- WORK INSTRUCTIONS: Single out each line with the word "Continue" and copy it.

- EXERCISE DATA:
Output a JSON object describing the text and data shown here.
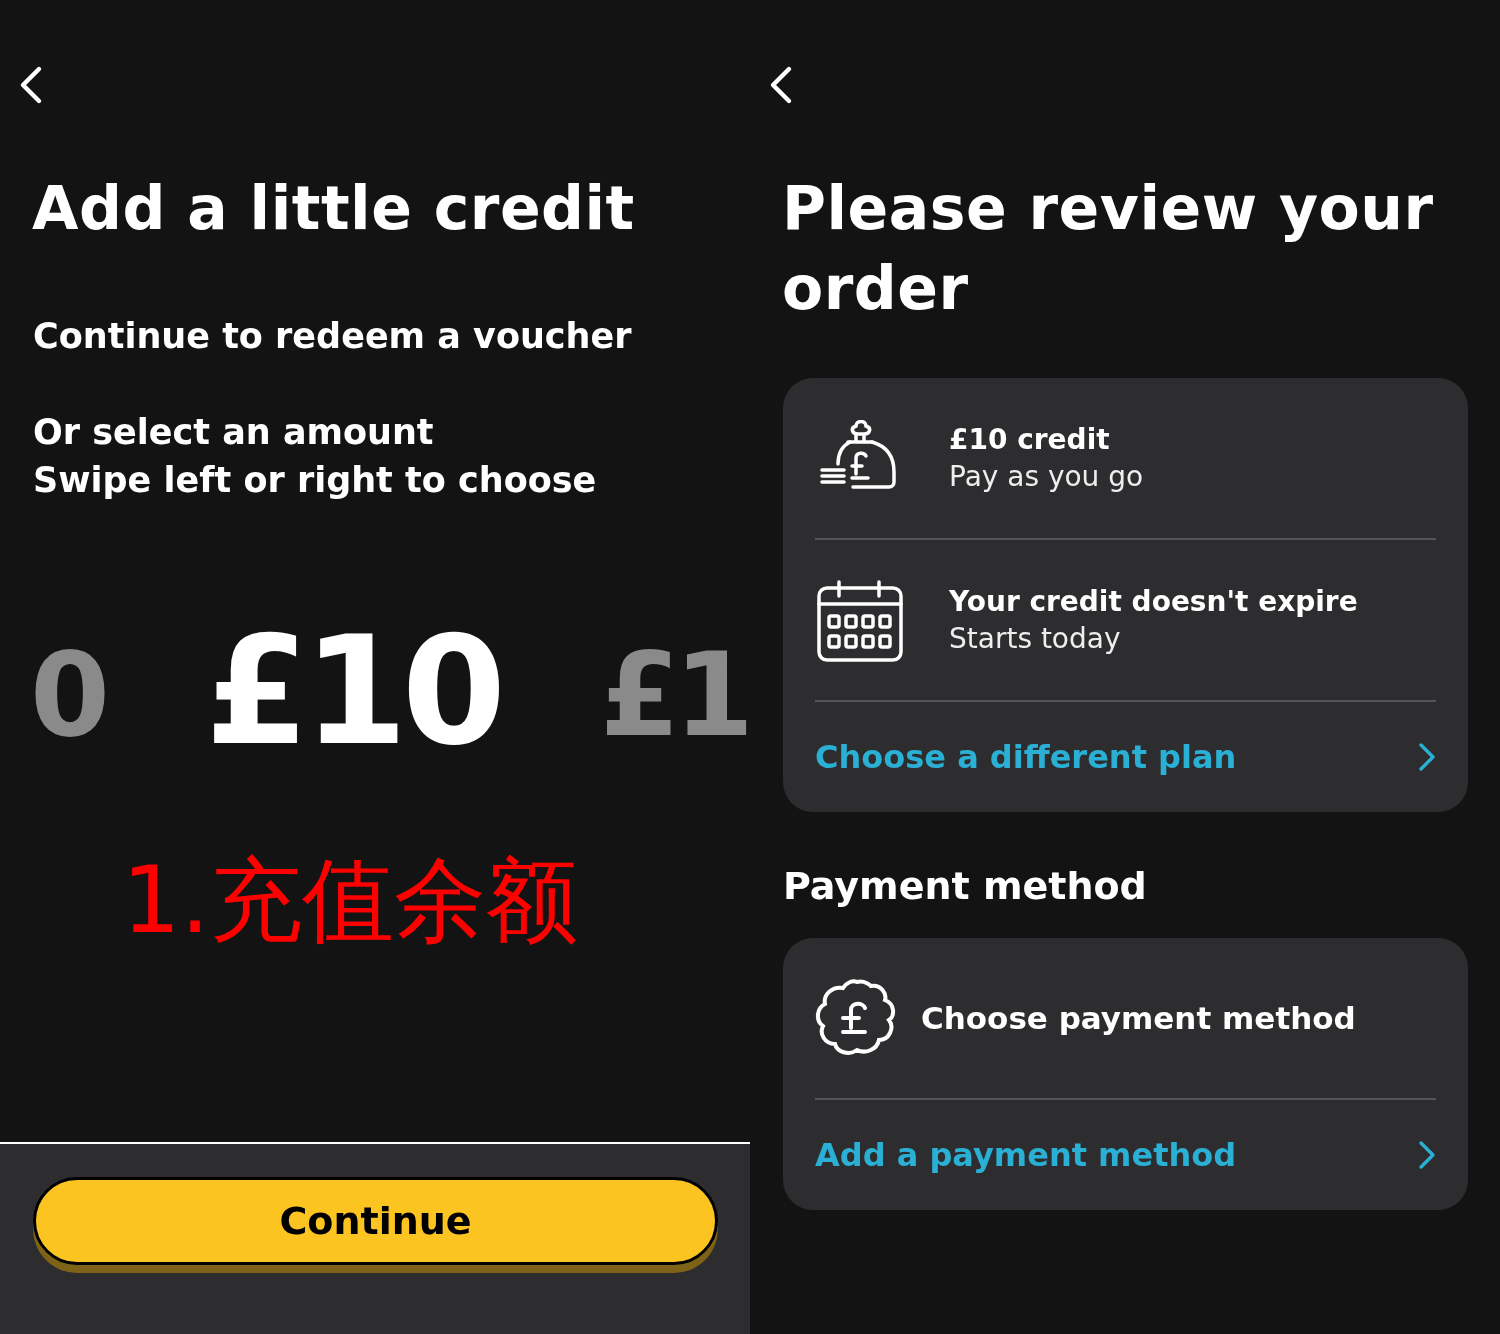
{
  "left_screen": {
    "title": "Add a little credit",
    "voucher_text": "Continue to redeem a voucher",
    "select_heading": "Or select an amount",
    "select_hint": "Swipe left or right to choose",
    "amounts": [
      {
        "label": "0",
        "selected": false
      },
      {
        "label": "£10",
        "selected": true
      },
      {
        "label": "£1",
        "selected": false
      }
    ],
    "annotation": "1.充值余额",
    "continue_button": "Continue"
  },
  "right_screen": {
    "title": "Please review your order",
    "plan_items": [
      {
        "kind": "moneybag",
        "title": "£10 credit",
        "subtitle": "Pay as you go"
      },
      {
        "kind": "calendar",
        "title": "Your credit doesn't expire",
        "subtitle": "Starts today"
      }
    ],
    "plan_link": "Choose a different plan",
    "payment_heading": "Payment method",
    "payment_title": "Choose payment method",
    "payment_link": "Add a payment method"
  }
}
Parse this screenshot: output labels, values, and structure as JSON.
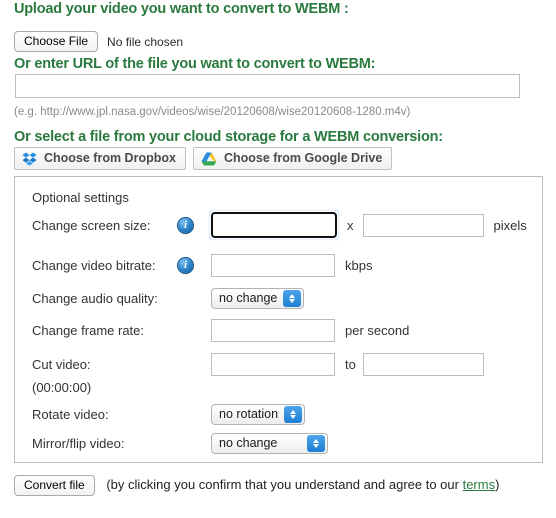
{
  "upload": {
    "heading": "Upload your video you want to convert to WEBM :",
    "choose_file_label": "Choose File",
    "file_status": "No file chosen"
  },
  "url": {
    "heading": "Or enter URL of the file you want to convert to WEBM:",
    "value": "",
    "placeholder": "",
    "hint": "(e.g. http://www.jpl.nasa.gov/videos/wise/20120608/wise20120608-1280.m4v)"
  },
  "cloud": {
    "heading": "Or select a file from your cloud storage for a WEBM conversion:",
    "dropbox_label": "Choose from Dropbox",
    "gdrive_label": "Choose from Google Drive",
    "dropbox_icon": "dropbox-icon",
    "gdrive_icon": "google-drive-icon"
  },
  "settings": {
    "title": "Optional settings",
    "info_icon": "info-icon",
    "rows": [
      {
        "label": "Change screen size:",
        "has_info": true,
        "width_value": "",
        "separator": "x",
        "height_value": "",
        "unit": "pixels",
        "focused": true
      },
      {
        "label": "Change video bitrate:",
        "has_info": true,
        "value": "",
        "unit": "kbps"
      },
      {
        "label": "Change audio quality:",
        "has_info": false,
        "selected": "no change",
        "options": [
          "no change"
        ]
      },
      {
        "label": "Change frame rate:",
        "has_info": false,
        "value": "",
        "unit": "per second"
      },
      {
        "label": "Cut video:",
        "has_info": false,
        "start_value": "",
        "separator": "to",
        "end_value": "",
        "note": "(00:00:00)"
      },
      {
        "label": "Rotate video:",
        "has_info": false,
        "selected": "no rotation",
        "options": [
          "no rotation"
        ]
      },
      {
        "label": "Mirror/flip video:",
        "has_info": false,
        "selected": "no change",
        "options": [
          "no change"
        ]
      }
    ]
  },
  "footer": {
    "convert_label": "Convert file",
    "terms_prefix": "(by clicking you confirm that you understand and agree to our ",
    "terms_link": "terms",
    "terms_suffix": ")"
  },
  "colors": {
    "heading_green": "#2a7a3e",
    "link_green": "#2a7a3e",
    "focus_blue": "#6aaceb",
    "info_blue": "#2f87c9"
  }
}
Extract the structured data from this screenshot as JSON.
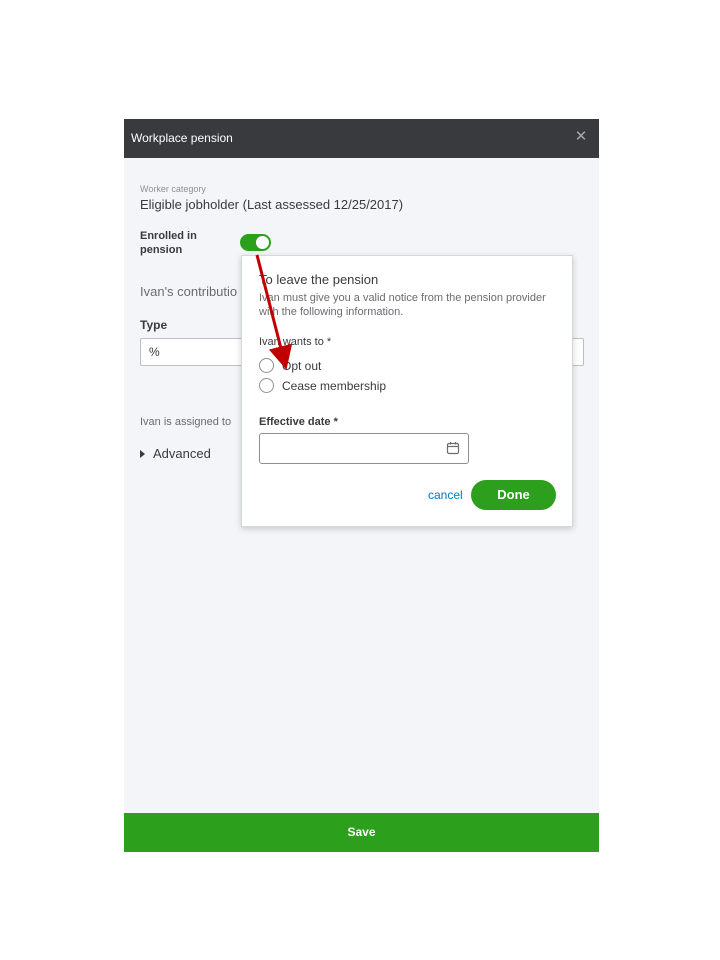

- ANSWER:
    "voucher_text": "Continue to redeem a voucher",
    "continue_button": "Continue"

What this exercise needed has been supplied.